GIVEN TASK: Extract the complete listing and output it unchanged.

PROVIDED DATA:
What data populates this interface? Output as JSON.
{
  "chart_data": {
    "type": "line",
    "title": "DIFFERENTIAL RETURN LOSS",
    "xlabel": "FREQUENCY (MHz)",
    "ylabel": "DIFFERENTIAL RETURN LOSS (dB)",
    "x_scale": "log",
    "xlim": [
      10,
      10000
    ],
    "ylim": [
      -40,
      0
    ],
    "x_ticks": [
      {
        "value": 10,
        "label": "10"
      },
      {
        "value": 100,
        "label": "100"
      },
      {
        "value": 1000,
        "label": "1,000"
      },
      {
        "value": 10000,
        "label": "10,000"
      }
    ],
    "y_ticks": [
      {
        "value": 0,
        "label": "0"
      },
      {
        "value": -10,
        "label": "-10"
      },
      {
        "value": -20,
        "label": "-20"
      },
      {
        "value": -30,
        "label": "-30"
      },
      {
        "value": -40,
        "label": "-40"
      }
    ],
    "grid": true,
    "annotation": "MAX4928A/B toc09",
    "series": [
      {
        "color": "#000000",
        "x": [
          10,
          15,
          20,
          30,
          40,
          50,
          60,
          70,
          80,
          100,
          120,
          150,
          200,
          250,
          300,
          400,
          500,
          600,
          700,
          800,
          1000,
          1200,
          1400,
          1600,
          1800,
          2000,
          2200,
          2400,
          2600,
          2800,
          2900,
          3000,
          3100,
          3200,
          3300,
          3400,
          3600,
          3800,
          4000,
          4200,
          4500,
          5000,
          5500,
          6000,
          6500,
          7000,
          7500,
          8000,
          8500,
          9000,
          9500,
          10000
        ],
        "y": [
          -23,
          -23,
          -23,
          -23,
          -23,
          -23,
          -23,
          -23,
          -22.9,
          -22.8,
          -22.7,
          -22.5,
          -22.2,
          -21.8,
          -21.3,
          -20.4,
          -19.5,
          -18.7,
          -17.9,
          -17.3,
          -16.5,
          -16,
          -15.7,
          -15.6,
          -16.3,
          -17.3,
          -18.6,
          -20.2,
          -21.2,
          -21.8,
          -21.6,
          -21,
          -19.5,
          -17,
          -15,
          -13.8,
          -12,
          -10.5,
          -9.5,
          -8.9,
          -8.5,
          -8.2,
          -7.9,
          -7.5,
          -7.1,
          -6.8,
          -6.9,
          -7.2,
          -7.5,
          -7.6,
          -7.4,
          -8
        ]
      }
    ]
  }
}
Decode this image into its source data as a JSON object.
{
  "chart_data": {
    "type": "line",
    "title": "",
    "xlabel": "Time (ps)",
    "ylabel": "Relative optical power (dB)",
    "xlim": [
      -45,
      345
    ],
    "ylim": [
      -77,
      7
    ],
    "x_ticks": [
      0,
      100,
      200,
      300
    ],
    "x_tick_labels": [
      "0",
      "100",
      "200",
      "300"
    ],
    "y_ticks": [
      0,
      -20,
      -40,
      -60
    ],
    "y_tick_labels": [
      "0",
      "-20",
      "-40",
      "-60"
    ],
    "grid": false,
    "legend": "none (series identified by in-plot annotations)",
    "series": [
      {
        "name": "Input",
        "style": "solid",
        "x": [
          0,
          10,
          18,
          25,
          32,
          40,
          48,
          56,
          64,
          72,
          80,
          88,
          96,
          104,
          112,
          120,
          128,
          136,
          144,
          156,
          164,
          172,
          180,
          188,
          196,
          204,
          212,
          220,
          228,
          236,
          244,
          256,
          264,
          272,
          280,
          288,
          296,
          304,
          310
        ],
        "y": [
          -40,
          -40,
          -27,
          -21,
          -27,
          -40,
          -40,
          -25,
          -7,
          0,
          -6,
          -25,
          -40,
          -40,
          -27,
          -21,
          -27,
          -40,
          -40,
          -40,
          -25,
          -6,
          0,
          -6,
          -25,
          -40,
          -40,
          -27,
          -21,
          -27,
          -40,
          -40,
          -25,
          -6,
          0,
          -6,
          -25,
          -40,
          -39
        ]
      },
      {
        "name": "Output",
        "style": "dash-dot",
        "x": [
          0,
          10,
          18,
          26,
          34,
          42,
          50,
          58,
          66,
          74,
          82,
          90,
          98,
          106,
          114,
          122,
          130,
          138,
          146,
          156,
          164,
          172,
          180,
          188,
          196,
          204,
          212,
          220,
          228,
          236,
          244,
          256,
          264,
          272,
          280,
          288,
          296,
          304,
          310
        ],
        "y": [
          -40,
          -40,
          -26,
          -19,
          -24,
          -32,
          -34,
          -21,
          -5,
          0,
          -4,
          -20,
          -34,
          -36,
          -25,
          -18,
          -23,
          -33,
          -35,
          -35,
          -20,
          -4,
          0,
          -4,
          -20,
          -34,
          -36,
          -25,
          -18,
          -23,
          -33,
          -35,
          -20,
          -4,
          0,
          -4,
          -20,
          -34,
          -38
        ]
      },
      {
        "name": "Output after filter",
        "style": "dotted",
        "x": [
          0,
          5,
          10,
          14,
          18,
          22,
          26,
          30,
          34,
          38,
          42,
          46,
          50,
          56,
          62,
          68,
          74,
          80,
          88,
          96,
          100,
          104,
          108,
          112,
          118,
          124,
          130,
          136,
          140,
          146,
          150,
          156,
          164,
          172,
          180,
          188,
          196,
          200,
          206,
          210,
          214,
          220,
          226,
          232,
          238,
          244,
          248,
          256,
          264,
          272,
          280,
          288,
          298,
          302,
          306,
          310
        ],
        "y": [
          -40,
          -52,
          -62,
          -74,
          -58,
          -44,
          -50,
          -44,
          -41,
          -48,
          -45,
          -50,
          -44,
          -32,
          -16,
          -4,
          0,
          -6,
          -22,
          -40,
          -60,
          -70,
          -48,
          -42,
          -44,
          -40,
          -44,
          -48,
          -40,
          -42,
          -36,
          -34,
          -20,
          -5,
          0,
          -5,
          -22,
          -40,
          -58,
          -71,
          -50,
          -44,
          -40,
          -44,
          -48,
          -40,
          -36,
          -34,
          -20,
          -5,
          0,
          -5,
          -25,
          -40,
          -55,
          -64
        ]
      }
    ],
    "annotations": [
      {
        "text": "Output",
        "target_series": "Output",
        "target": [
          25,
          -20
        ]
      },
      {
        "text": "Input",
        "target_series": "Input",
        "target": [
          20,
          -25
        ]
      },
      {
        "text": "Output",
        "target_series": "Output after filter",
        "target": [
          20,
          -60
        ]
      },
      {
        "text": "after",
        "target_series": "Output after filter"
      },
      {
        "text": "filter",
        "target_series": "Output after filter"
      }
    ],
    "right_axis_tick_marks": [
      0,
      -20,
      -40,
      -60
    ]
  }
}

PROBLEM SOLUTION:
What data populates this interface? Output as JSON.
{
  "chart_data": {
    "type": "line",
    "title": "DIFFERENTIAL RETURN LOSS",
    "xlabel": "FREQUENCY (MHz)",
    "ylabel": "DIFFERENTIAL RETURN LOSS (dB)",
    "x_scale": "log",
    "xlim": [
      10,
      10000
    ],
    "ylim": [
      -40,
      0
    ],
    "x_ticks": [
      {
        "value": 10,
        "label": "10"
      },
      {
        "value": 100,
        "label": "100"
      },
      {
        "value": 1000,
        "label": "1,000"
      },
      {
        "value": 10000,
        "label": "10,000"
      }
    ],
    "y_ticks": [
      {
        "value": 0,
        "label": "0"
      },
      {
        "value": -10,
        "label": "-10"
      },
      {
        "value": -20,
        "label": "-20"
      },
      {
        "value": -30,
        "label": "-30"
      },
      {
        "value": -40,
        "label": "-40"
      }
    ],
    "grid": true,
    "annotation": "MAX4928A/B toc09",
    "series": [
      {
        "color": "#000000",
        "x": [
          10,
          15,
          20,
          30,
          40,
          50,
          60,
          70,
          80,
          100,
          120,
          150,
          200,
          250,
          300,
          400,
          500,
          600,
          700,
          800,
          1000,
          1200,
          1400,
          1600,
          1800,
          2000,
          2200,
          2400,
          2600,
          2800,
          2900,
          3000,
          3100,
          3200,
          3300,
          3400,
          3600,
          3800,
          4000,
          4200,
          4500,
          5000,
          5500,
          6000,
          6500,
          7000,
          7500,
          8000,
          8500,
          9000,
          9500,
          10000
        ],
        "y": [
          -23,
          -23,
          -23,
          -23,
          -23,
          -23,
          -23,
          -23,
          -22.9,
          -22.8,
          -22.7,
          -22.5,
          -22.2,
          -21.8,
          -21.3,
          -20.4,
          -19.5,
          -18.7,
          -17.9,
          -17.3,
          -16.5,
          -16,
          -15.7,
          -15.6,
          -16.3,
          -17.3,
          -18.6,
          -20.2,
          -21.2,
          -21.8,
          -21.6,
          -21,
          -19.5,
          -17,
          -15,
          -13.8,
          -12,
          -10.5,
          -9.5,
          -8.9,
          -8.5,
          -8.2,
          -7.9,
          -7.5,
          -7.1,
          -6.8,
          -6.9,
          -7.2,
          -7.5,
          -7.6,
          -7.4,
          -8
        ]
      }
    ]
  }
}
Decode this image into its source data as a JSON object.
{
  "chart_data": {
    "type": "line",
    "title": "",
    "xlabel": "Time (ps)",
    "ylabel": "Relative optical power (dB)",
    "xlim": [
      -45,
      345
    ],
    "ylim": [
      -77,
      7
    ],
    "x_ticks": [
      0,
      100,
      200,
      300
    ],
    "x_tick_labels": [
      "0",
      "100",
      "200",
      "300"
    ],
    "y_ticks": [
      0,
      -20,
      -40,
      -60
    ],
    "y_tick_labels": [
      "0",
      "-20",
      "-40",
      "-60"
    ],
    "grid": false,
    "legend": "none (series identified by in-plot annotations)",
    "series": [
      {
        "name": "Input",
        "style": "solid",
        "x": [
          0,
          10,
          18,
          25,
          32,
          40,
          48,
          56,
          64,
          72,
          80,
          88,
          96,
          104,
          112,
          120,
          128,
          136,
          144,
          156,
          164,
          172,
          180,
          188,
          196,
          204,
          212,
          220,
          228,
          236,
          244,
          256,
          264,
          272,
          280,
          288,
          296,
          304,
          310
        ],
        "y": [
          -40,
          -40,
          -27,
          -21,
          -27,
          -40,
          -40,
          -25,
          -7,
          0,
          -6,
          -25,
          -40,
          -40,
          -27,
          -21,
          -27,
          -40,
          -40,
          -40,
          -25,
          -6,
          0,
          -6,
          -25,
          -40,
          -40,
          -27,
          -21,
          -27,
          -40,
          -40,
          -25,
          -6,
          0,
          -6,
          -25,
          -40,
          -39
        ]
      },
      {
        "name": "Output",
        "style": "dash-dot",
        "x": [
          0,
          10,
          18,
          26,
          34,
          42,
          50,
          58,
          66,
          74,
          82,
          90,
          98,
          106,
          114,
          122,
          130,
          138,
          146,
          156,
          164,
          172,
          180,
          188,
          196,
          204,
          212,
          220,
          228,
          236,
          244,
          256,
          264,
          272,
          280,
          288,
          296,
          304,
          310
        ],
        "y": [
          -40,
          -40,
          -26,
          -19,
          -24,
          -32,
          -34,
          -21,
          -5,
          0,
          -4,
          -20,
          -34,
          -36,
          -25,
          -18,
          -23,
          -33,
          -35,
          -35,
          -20,
          -4,
          0,
          -4,
          -20,
          -34,
          -36,
          -25,
          -18,
          -23,
          -33,
          -35,
          -20,
          -4,
          0,
          -4,
          -20,
          -34,
          -38
        ]
      },
      {
        "name": "Output after filter",
        "style": "dotted",
        "x": [
          0,
          5,
          10,
          14,
          18,
          22,
          26,
          30,
          34,
          38,
          42,
          46,
          50,
          56,
          62,
          68,
          74,
          80,
          88,
          96,
          100,
          104,
          108,
          112,
          118,
          124,
          130,
          136,
          140,
          146,
          150,
          156,
          164,
          172,
          180,
          188,
          196,
          200,
          206,
          210,
          214,
          220,
          226,
          232,
          238,
          244,
          248,
          256,
          264,
          272,
          280,
          288,
          298,
          302,
          306,
          310
        ],
        "y": [
          -40,
          -52,
          -62,
          -74,
          -58,
          -44,
          -50,
          -44,
          -41,
          -48,
          -45,
          -50,
          -44,
          -32,
          -16,
          -4,
          0,
          -6,
          -22,
          -40,
          -60,
          -70,
          -48,
          -42,
          -44,
          -40,
          -44,
          -48,
          -40,
          -42,
          -36,
          -34,
          -20,
          -5,
          0,
          -5,
          -22,
          -40,
          -58,
          -71,
          -50,
          -44,
          -40,
          -44,
          -48,
          -40,
          -36,
          -34,
          -20,
          -5,
          0,
          -5,
          -25,
          -40,
          -55,
          -64
        ]
      }
    ],
    "annotations": [
      {
        "text": "Output",
        "target_series": "Output",
        "target": [
          25,
          -20
        ]
      },
      {
        "text": "Input",
        "target_series": "Input",
        "target": [
          20,
          -25
        ]
      },
      {
        "text": "Output",
        "target_series": "Output after filter",
        "target": [
          20,
          -60
        ]
      },
      {
        "text": "after",
        "target_series": "Output after filter"
      },
      {
        "text": "filter",
        "target_series": "Output after filter"
      }
    ],
    "right_axis_tick_marks": [
      0,
      -20,
      -40,
      -60
    ]
  }
}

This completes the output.